* **REQUIRED TASK**
Copy each line in which the string "isotherm" occurs.

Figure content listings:
******************************

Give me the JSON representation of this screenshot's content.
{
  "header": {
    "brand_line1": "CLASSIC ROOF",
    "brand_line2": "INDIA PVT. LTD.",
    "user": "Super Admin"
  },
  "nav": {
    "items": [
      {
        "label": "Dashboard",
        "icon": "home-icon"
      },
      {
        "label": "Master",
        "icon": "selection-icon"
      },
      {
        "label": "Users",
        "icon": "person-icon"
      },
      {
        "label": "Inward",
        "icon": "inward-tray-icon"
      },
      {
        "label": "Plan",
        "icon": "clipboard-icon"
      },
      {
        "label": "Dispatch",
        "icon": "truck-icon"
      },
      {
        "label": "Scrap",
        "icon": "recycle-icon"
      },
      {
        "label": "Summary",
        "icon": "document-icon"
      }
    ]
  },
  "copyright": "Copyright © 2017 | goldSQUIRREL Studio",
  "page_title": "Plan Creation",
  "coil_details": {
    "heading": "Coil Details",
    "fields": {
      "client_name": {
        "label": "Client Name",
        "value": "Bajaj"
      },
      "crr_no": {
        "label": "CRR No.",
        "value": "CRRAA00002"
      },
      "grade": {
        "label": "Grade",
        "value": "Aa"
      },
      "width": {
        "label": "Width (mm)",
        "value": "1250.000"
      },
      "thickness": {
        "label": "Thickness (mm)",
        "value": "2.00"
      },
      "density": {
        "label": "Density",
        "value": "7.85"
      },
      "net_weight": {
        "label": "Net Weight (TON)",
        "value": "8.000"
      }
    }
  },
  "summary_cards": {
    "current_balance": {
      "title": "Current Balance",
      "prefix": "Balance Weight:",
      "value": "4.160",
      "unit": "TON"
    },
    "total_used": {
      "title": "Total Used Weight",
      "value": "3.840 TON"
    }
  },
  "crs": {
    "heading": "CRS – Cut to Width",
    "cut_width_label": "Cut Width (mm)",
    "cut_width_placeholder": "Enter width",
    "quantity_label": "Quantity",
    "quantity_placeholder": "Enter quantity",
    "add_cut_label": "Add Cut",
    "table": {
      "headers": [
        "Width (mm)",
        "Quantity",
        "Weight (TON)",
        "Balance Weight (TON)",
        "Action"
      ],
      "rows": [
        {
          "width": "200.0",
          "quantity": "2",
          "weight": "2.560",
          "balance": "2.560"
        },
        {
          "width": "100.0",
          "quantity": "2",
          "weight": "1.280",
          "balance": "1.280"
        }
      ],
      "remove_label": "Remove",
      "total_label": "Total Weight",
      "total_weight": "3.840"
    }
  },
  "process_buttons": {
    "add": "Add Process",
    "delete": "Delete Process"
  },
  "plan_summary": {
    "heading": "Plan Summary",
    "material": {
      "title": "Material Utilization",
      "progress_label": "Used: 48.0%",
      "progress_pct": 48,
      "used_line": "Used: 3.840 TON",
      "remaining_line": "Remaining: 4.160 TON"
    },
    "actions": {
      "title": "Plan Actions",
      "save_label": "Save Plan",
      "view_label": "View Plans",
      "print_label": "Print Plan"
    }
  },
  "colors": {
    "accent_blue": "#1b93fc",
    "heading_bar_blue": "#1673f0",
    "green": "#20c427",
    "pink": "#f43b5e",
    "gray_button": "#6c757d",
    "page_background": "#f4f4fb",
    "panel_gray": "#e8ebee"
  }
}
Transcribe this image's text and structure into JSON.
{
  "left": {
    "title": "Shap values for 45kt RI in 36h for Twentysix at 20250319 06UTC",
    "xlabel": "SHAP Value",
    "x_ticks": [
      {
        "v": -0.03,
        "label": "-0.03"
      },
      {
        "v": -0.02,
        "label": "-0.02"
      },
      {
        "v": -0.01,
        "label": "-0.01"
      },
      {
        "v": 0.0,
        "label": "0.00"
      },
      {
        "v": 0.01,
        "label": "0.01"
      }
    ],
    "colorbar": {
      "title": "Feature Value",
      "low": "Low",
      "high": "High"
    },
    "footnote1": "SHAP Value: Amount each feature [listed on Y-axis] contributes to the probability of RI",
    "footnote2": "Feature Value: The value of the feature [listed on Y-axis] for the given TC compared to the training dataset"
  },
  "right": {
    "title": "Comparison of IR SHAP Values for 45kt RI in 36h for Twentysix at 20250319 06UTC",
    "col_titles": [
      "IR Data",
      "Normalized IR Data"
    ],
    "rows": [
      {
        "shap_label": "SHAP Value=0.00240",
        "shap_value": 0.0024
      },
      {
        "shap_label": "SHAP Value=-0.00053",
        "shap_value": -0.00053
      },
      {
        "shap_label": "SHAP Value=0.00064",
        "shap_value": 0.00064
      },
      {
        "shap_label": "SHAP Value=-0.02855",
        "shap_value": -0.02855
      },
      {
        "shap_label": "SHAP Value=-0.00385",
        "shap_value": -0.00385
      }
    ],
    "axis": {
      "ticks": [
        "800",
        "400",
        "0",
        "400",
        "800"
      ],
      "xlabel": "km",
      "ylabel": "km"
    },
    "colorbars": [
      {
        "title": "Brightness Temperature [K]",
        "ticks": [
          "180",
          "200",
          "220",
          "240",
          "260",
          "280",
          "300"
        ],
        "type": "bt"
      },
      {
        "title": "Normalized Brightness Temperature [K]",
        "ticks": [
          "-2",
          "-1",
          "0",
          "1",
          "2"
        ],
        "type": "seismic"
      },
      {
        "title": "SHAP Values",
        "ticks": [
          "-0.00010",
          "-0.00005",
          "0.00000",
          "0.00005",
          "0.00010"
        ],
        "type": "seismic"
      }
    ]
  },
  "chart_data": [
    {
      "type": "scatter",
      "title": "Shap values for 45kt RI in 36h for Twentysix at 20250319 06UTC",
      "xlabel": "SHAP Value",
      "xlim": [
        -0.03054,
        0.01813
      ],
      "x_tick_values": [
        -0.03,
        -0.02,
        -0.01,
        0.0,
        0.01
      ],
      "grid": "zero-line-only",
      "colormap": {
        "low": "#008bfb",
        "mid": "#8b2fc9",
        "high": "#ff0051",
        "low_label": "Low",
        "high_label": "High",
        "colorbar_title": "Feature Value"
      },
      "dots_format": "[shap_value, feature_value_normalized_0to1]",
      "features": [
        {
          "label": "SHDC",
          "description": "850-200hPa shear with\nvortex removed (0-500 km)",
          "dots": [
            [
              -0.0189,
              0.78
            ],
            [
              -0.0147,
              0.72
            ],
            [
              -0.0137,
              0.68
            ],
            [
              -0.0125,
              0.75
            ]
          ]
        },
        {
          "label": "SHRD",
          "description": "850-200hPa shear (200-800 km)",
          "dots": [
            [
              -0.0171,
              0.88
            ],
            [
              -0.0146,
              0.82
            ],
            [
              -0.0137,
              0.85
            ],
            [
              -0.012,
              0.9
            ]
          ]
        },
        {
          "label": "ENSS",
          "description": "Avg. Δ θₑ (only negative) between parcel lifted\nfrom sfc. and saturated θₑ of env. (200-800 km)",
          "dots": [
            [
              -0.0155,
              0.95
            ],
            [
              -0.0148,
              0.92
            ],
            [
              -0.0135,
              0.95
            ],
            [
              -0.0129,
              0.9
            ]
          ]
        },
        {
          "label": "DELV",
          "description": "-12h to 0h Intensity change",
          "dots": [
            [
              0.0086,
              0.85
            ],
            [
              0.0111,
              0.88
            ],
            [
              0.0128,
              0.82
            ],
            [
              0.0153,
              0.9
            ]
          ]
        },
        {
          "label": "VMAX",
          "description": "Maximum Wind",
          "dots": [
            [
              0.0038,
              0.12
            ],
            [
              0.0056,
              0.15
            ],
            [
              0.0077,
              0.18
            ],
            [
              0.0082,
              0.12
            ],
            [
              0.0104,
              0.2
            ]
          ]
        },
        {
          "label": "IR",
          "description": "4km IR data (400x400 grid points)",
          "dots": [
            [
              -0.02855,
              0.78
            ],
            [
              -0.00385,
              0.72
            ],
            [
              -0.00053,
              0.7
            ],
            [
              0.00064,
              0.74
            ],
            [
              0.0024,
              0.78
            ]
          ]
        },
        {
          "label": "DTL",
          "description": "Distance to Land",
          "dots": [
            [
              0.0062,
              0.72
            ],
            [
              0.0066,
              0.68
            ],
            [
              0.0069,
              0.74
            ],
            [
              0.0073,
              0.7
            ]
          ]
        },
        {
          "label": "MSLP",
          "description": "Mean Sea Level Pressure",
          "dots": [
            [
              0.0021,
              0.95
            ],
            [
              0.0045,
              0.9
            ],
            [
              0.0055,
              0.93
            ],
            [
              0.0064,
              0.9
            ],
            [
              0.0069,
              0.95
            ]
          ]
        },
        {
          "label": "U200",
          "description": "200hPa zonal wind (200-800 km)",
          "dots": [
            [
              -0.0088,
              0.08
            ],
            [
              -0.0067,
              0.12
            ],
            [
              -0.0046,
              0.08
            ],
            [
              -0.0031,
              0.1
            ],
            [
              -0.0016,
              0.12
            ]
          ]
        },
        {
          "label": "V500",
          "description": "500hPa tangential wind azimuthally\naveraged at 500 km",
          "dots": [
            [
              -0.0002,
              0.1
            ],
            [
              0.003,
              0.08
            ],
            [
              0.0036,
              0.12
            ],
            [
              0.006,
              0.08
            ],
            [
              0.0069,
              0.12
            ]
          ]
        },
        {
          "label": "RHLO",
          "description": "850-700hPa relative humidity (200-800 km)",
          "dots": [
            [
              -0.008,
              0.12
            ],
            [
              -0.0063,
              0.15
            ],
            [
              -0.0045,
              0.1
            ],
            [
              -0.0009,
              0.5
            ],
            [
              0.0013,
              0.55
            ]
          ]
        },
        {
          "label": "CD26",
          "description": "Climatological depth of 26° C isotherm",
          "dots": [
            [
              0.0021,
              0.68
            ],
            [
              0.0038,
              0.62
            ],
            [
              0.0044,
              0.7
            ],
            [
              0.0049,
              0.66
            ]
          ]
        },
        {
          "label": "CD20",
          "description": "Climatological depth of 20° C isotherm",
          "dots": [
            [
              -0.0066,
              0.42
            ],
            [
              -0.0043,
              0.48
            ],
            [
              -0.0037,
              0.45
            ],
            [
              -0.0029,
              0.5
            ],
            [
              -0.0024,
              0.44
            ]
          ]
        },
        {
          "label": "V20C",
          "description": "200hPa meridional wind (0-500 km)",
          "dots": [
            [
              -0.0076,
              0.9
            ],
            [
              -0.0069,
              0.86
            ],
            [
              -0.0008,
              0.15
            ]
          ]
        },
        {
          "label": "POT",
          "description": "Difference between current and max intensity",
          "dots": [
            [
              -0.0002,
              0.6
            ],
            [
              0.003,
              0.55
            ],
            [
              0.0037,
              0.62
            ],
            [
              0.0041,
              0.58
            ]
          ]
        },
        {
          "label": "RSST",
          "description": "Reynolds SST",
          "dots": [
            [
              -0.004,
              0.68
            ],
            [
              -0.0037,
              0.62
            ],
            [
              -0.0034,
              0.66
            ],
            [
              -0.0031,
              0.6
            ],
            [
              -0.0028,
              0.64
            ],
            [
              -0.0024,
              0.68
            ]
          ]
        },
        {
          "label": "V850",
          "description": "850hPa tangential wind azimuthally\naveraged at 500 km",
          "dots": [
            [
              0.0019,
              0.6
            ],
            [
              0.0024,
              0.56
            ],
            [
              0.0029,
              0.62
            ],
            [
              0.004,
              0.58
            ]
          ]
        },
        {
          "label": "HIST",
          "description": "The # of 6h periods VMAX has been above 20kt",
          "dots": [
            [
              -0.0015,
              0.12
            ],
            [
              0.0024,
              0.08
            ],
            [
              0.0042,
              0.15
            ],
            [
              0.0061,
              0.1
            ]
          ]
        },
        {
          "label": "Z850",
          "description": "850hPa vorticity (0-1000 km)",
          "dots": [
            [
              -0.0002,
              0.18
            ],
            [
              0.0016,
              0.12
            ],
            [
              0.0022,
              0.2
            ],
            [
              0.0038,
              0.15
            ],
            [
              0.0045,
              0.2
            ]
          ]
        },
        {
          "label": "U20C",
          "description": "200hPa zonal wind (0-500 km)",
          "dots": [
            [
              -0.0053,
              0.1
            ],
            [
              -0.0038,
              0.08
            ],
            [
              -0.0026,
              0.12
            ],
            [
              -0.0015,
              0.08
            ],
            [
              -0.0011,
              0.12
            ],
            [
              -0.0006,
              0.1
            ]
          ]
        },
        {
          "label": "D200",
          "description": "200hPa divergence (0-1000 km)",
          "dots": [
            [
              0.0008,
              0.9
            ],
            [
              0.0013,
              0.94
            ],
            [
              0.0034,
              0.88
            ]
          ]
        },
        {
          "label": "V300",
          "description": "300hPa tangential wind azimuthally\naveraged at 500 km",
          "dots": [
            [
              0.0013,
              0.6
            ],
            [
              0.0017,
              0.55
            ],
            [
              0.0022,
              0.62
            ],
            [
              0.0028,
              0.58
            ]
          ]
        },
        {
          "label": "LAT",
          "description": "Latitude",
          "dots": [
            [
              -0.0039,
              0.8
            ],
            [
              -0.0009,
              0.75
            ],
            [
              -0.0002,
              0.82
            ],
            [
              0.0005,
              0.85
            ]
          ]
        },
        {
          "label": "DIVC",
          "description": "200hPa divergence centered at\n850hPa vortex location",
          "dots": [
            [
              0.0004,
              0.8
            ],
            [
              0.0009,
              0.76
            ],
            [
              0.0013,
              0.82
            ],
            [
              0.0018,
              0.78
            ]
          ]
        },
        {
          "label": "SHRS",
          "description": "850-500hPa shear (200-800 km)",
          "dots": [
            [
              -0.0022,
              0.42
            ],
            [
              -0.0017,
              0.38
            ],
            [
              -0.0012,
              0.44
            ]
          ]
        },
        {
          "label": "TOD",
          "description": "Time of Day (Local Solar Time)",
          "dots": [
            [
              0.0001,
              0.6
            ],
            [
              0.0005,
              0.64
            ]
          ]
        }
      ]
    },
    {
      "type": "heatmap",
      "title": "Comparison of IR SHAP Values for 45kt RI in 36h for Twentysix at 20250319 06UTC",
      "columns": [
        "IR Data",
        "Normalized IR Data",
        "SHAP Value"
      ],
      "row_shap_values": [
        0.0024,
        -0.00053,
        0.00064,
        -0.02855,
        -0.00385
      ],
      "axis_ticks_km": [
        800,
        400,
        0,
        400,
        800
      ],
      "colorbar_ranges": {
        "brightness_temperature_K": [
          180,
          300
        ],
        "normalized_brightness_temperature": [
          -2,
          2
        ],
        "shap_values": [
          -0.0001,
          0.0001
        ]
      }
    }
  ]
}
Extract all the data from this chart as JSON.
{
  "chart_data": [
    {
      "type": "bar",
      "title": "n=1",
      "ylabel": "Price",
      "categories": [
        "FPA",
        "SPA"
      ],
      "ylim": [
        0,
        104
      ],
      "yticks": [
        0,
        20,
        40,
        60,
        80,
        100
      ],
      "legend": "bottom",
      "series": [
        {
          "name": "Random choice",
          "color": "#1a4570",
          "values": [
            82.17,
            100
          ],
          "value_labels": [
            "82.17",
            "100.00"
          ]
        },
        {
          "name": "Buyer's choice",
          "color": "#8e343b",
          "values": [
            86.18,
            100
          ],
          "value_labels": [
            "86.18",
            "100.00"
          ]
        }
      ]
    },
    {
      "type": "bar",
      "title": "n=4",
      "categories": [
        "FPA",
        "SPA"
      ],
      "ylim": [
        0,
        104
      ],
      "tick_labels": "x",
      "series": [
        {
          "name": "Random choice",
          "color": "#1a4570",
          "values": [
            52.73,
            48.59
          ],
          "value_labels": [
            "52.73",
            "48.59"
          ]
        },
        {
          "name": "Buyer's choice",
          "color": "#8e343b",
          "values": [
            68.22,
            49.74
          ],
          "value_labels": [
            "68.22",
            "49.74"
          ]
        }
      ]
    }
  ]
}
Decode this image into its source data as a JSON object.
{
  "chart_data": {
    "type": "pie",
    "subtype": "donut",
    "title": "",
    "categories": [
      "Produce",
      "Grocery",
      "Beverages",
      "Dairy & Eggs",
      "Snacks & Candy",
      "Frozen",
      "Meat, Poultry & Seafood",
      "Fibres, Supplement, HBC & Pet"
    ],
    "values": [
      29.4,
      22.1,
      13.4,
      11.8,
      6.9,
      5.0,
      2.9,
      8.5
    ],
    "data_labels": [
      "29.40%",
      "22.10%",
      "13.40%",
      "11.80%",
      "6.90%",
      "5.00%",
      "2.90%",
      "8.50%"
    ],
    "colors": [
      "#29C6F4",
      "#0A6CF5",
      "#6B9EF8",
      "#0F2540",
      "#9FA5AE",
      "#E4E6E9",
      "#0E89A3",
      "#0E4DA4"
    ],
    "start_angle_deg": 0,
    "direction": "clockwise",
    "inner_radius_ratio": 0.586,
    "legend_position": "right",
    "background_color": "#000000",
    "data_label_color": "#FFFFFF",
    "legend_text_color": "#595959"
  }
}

******************************

* **TASK OUTPUT**
          "description": "Climatological depth of 26° C isotherm",
          "description": "Climatological depth of 20° C isotherm",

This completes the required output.